TASK STATEMENT :: Determine the count of lines holding "caption" and give that count alone.

Extracted data entries
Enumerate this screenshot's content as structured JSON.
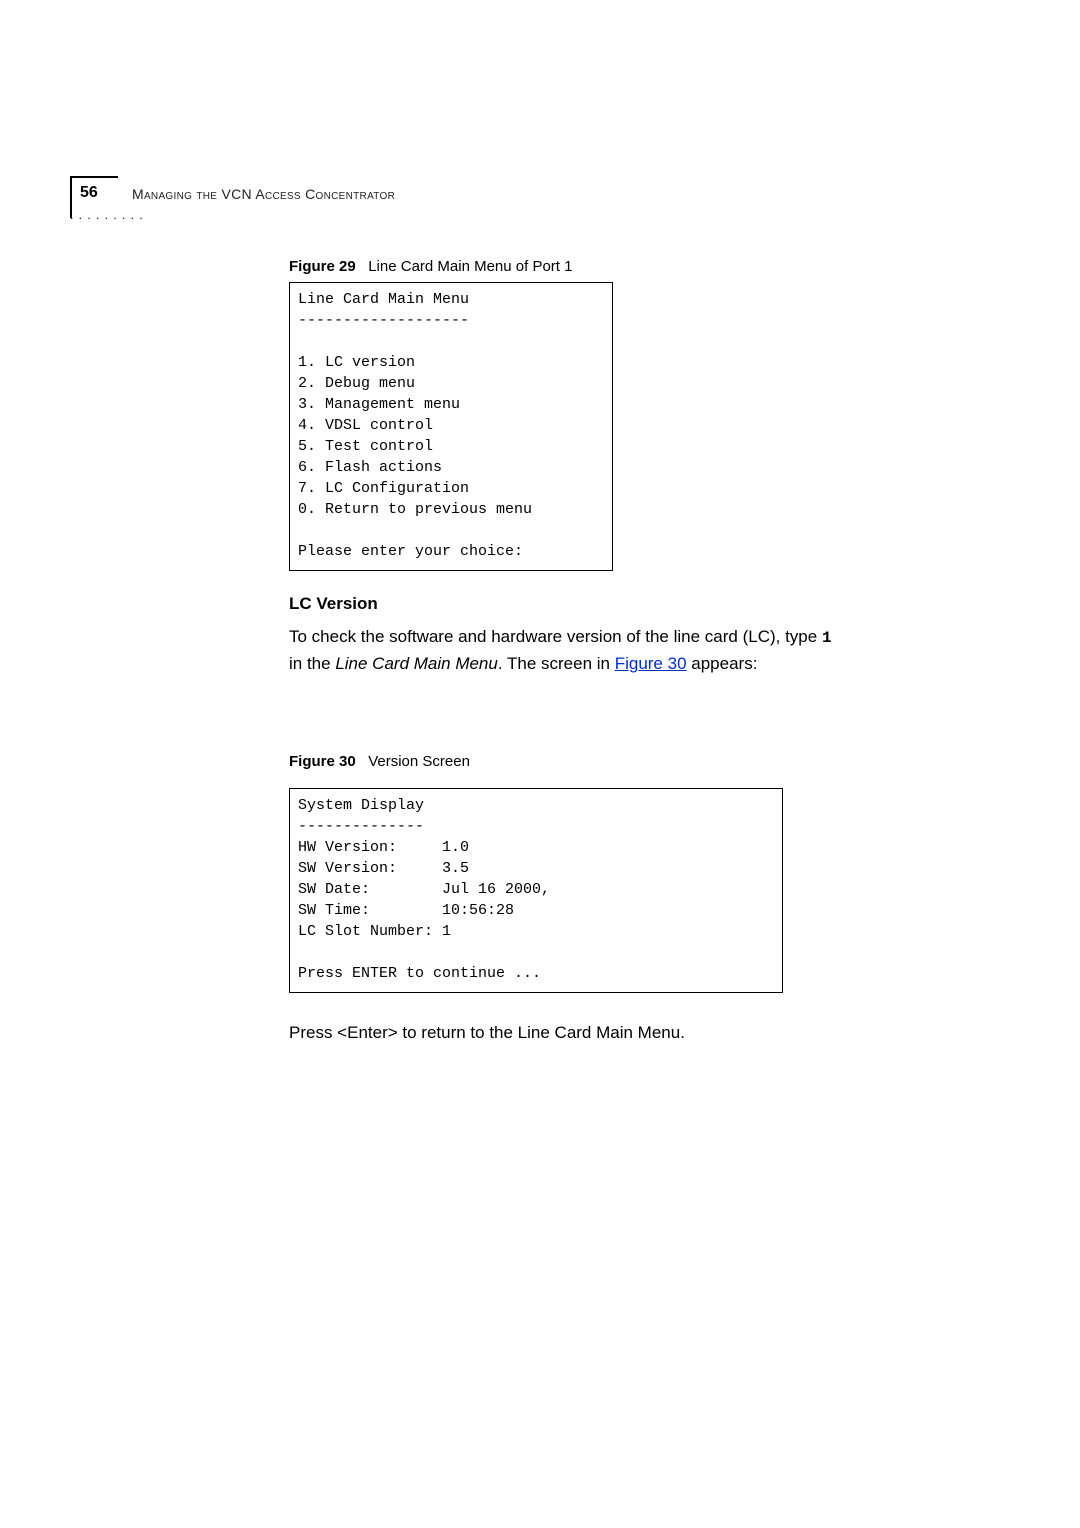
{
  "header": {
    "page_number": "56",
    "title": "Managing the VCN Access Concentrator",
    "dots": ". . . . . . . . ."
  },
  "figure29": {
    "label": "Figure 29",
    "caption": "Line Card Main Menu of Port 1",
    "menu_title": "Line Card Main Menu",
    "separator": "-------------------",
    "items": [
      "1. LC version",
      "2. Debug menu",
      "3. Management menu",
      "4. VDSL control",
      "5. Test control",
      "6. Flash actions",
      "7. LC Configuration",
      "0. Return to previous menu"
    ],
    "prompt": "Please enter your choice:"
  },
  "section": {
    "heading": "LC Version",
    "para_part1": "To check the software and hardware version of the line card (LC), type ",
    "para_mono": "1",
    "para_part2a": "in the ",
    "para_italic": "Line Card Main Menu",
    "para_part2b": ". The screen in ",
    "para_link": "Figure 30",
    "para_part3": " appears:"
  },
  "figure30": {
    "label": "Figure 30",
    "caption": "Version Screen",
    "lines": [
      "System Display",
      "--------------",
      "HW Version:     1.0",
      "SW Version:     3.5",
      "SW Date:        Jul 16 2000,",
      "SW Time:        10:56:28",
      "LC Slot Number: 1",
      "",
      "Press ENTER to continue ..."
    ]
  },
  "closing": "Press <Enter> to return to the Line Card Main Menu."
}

ANSWER TO THE EXERCISE :: 2